* TASK TO COMPLETE:
Reproduce every line that follows, word for word.

* DATA FOR THIS TASK:
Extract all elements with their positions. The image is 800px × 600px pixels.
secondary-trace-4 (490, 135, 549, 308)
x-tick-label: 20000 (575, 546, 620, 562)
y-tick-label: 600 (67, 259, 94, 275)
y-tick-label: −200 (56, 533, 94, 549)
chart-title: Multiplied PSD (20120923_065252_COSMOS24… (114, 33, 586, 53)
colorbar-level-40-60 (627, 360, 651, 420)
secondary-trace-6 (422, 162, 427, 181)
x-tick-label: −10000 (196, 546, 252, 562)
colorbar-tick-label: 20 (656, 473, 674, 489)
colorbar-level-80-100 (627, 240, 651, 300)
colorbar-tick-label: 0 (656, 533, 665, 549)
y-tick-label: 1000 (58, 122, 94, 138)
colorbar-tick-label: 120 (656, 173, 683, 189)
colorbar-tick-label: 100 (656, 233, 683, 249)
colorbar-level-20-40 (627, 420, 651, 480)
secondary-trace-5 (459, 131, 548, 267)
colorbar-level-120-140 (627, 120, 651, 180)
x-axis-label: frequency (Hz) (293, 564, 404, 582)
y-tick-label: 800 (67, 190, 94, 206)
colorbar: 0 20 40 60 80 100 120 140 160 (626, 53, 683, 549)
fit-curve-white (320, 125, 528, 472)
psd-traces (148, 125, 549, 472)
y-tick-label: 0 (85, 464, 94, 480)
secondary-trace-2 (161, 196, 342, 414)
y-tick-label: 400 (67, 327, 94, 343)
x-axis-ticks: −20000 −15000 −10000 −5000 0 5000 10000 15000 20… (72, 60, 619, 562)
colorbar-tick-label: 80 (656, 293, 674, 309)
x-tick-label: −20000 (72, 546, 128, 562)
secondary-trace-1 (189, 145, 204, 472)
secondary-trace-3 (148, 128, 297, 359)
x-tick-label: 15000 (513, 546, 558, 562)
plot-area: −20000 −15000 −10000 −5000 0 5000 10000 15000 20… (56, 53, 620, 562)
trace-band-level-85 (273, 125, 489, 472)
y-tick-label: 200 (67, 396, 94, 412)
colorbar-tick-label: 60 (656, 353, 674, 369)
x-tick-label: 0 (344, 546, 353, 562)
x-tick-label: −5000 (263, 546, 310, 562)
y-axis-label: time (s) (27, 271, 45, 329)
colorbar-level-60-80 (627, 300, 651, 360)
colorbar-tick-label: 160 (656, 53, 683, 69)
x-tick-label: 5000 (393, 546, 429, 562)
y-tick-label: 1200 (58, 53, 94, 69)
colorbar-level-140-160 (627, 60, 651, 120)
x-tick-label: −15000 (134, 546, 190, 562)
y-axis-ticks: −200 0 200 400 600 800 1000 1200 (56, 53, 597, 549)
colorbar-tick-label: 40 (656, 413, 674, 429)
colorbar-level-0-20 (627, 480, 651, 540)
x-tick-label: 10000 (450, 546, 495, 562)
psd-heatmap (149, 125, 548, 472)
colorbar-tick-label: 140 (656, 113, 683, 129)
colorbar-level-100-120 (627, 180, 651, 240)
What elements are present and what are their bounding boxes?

* FINAL RESULT:
Extract all elements with their positions. The image is 800px × 600px pixels.
secondary-trace-4 (490, 135, 549, 308)
x-tick-label: 20000 (575, 546, 620, 562)
y-tick-label: 600 (67, 259, 94, 275)
y-tick-label: −200 (56, 533, 94, 549)
chart-title: Multiplied PSD (20120923_065252_COSMOS24… (114, 33, 586, 53)
colorbar-level-40-60 (627, 360, 651, 420)
secondary-trace-6 (422, 162, 427, 181)
x-tick-label: −10000 (196, 546, 252, 562)
colorbar-tick-label: 20 (656, 473, 674, 489)
colorbar-level-80-100 (627, 240, 651, 300)
colorbar-tick-label: 0 (656, 533, 665, 549)
y-tick-label: 1000 (58, 122, 94, 138)
colorbar-tick-label: 120 (656, 173, 683, 189)
colorbar-tick-label: 100 (656, 233, 683, 249)
colorbar-level-20-40 (627, 420, 651, 480)
secondary-trace-5 (459, 131, 548, 267)
colorbar-level-120-140 (627, 120, 651, 180)
x-axis-label: frequency (Hz) (293, 564, 404, 582)
y-tick-label: 800 (67, 190, 94, 206)
colorbar: 0 20 40 60 80 100 120 140 160 (626, 53, 683, 549)
fit-curve-white (320, 125, 528, 472)
psd-traces (148, 125, 549, 472)
y-tick-label: 0 (85, 464, 94, 480)
secondary-trace-2 (161, 196, 342, 414)
y-tick-label: 400 (67, 327, 94, 343)
x-axis-ticks: −20000 −15000 −10000 −5000 0 5000 10000 15000 20… (72, 60, 619, 562)
colorbar-tick-label: 80 (656, 293, 674, 309)
x-tick-label: −20000 (72, 546, 128, 562)
secondary-trace-1 (189, 145, 204, 472)
secondary-trace-3 (148, 128, 297, 359)
x-tick-label: 15000 (513, 546, 558, 562)
plot-area: −20000 −15000 −10000 −5000 0 5000 10000 15000 20… (56, 53, 620, 562)
trace-band-level-85 (273, 125, 489, 472)
y-tick-label: 200 (67, 396, 94, 412)
colorbar-tick-label: 60 (656, 353, 674, 369)
x-tick-label: 0 (344, 546, 353, 562)
x-tick-label: −5000 (263, 546, 310, 562)
y-axis-label: time (s) (27, 271, 45, 329)
colorbar-level-60-80 (627, 300, 651, 360)
colorbar-tick-label: 160 (656, 53, 683, 69)
x-tick-label: 5000 (393, 546, 429, 562)
y-tick-label: 1200 (58, 53, 94, 69)
colorbar-level-140-160 (627, 60, 651, 120)
x-tick-label: −15000 (134, 546, 190, 562)
y-axis-ticks: −200 0 200 400 600 800 1000 1200 (56, 53, 597, 549)
colorbar-tick-label: 40 (656, 413, 674, 429)
colorbar-level-0-20 (627, 480, 651, 540)
x-tick-label: 10000 (450, 546, 495, 562)
psd-heatmap (149, 125, 548, 472)
colorbar-tick-label: 140 (656, 113, 683, 129)
colorbar-level-100-120 (627, 180, 651, 240)
What elements are present and what are their bounding boxes?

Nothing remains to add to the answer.